§ **Exercise materials**
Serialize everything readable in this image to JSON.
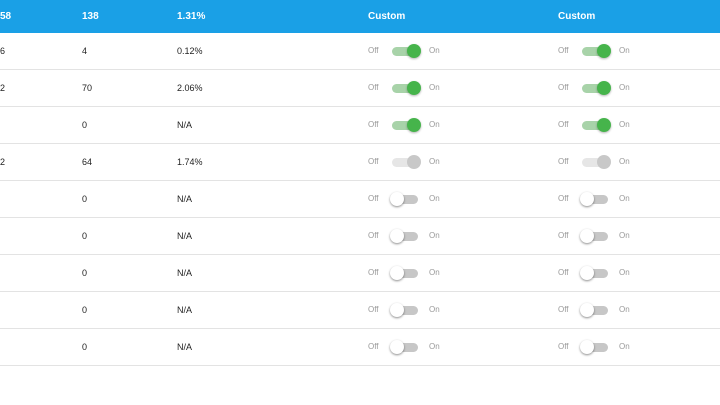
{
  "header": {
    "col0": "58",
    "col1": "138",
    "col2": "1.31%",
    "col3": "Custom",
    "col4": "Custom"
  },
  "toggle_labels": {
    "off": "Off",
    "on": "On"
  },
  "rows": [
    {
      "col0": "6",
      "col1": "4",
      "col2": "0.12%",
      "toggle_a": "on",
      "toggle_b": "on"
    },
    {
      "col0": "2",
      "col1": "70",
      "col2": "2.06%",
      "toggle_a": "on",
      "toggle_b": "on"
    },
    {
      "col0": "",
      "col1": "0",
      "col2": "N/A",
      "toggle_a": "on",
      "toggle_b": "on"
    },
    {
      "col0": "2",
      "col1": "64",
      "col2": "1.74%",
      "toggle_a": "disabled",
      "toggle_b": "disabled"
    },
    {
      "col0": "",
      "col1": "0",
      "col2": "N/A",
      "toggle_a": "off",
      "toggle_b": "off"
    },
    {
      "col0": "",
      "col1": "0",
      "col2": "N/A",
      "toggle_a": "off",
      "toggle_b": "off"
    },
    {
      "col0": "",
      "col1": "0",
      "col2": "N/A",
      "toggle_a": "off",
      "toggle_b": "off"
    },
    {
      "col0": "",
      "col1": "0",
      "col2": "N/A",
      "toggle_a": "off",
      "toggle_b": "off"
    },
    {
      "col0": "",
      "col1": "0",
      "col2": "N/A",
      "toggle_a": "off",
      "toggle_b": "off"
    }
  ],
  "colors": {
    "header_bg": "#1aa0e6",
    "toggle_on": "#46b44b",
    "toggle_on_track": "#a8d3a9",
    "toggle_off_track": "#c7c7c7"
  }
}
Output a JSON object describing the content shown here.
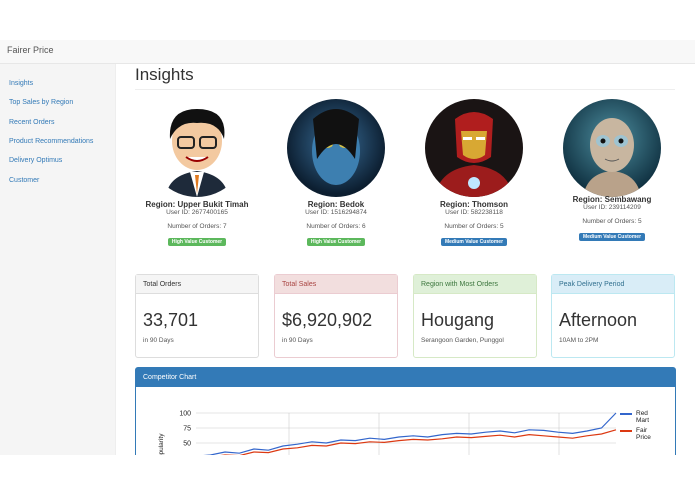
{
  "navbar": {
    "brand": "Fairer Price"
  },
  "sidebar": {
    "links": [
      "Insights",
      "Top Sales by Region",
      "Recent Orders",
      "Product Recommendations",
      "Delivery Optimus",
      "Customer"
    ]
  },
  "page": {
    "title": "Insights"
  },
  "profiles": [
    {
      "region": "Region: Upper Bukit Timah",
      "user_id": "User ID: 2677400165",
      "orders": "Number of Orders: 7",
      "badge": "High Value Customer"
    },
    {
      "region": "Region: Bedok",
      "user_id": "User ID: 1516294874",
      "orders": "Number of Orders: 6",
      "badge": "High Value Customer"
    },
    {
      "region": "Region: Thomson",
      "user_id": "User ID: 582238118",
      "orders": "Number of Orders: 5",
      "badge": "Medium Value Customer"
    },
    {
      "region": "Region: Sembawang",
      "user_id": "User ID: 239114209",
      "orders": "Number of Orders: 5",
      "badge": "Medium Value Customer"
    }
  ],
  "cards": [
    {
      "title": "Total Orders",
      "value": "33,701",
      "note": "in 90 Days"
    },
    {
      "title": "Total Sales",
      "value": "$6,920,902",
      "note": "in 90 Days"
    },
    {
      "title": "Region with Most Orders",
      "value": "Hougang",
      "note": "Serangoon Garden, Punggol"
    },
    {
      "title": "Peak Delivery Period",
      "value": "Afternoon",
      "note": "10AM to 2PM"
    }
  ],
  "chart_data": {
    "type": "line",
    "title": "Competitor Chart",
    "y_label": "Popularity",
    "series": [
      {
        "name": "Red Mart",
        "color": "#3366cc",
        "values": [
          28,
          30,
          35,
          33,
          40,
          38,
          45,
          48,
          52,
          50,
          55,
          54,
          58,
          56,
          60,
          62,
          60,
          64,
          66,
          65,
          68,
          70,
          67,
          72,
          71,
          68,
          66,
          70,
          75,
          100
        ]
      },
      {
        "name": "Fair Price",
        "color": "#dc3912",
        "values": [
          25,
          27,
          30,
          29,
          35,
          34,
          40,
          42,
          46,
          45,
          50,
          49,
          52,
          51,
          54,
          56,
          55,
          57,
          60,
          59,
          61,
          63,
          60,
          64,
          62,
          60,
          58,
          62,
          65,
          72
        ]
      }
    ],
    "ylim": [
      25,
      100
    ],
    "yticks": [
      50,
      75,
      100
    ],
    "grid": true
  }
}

§ **Problem**
Locate the lines above that hold the word "Sales". Show every one of them.

§ **The output**
      "Top Sales by Region",
      "title": "Total Sales",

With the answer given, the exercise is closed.